### EXTRACTED MATERIAL
########

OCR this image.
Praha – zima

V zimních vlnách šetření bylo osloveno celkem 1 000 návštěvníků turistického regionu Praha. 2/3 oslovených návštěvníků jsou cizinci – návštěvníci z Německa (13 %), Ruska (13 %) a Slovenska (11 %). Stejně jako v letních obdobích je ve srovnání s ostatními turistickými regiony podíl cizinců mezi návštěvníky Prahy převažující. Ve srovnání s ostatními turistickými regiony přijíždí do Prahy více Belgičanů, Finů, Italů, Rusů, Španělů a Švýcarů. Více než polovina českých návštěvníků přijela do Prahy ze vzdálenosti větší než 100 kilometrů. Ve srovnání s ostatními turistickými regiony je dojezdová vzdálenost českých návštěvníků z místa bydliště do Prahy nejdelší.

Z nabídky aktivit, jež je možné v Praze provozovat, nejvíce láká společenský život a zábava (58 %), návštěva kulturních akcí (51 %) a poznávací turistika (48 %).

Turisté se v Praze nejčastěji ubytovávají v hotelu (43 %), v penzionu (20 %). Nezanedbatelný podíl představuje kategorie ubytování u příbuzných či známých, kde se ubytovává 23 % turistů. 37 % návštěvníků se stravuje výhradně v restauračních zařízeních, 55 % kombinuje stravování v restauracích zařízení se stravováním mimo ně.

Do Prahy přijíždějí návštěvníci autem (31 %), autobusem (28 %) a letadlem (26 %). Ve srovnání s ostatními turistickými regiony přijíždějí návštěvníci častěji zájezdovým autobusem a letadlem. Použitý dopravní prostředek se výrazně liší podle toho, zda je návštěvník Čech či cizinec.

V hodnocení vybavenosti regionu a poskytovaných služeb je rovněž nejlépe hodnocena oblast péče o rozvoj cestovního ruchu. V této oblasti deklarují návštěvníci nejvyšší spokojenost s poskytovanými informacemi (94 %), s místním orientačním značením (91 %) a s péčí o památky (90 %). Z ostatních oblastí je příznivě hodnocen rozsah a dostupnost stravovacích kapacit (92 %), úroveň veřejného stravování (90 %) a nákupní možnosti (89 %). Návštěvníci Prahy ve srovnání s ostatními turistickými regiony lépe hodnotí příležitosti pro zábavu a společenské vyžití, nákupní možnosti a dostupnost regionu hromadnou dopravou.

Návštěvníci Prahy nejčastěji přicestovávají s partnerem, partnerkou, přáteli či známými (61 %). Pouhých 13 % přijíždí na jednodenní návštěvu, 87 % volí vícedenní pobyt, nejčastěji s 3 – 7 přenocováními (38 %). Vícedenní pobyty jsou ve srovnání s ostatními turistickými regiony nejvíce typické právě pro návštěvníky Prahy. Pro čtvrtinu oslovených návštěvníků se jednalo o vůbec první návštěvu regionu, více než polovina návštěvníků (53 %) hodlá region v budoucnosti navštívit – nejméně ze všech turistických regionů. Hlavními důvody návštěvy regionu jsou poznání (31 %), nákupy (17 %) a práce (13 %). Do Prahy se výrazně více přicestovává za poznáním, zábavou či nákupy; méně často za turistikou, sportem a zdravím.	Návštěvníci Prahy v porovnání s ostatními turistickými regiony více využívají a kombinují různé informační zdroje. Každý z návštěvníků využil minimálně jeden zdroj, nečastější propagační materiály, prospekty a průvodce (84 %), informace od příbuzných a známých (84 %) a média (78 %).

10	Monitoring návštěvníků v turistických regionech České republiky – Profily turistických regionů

########

### STATED PROBLEM
Using the material above, state how many lines include the string "Praha". Answer with a single number.

### SOLUTION
2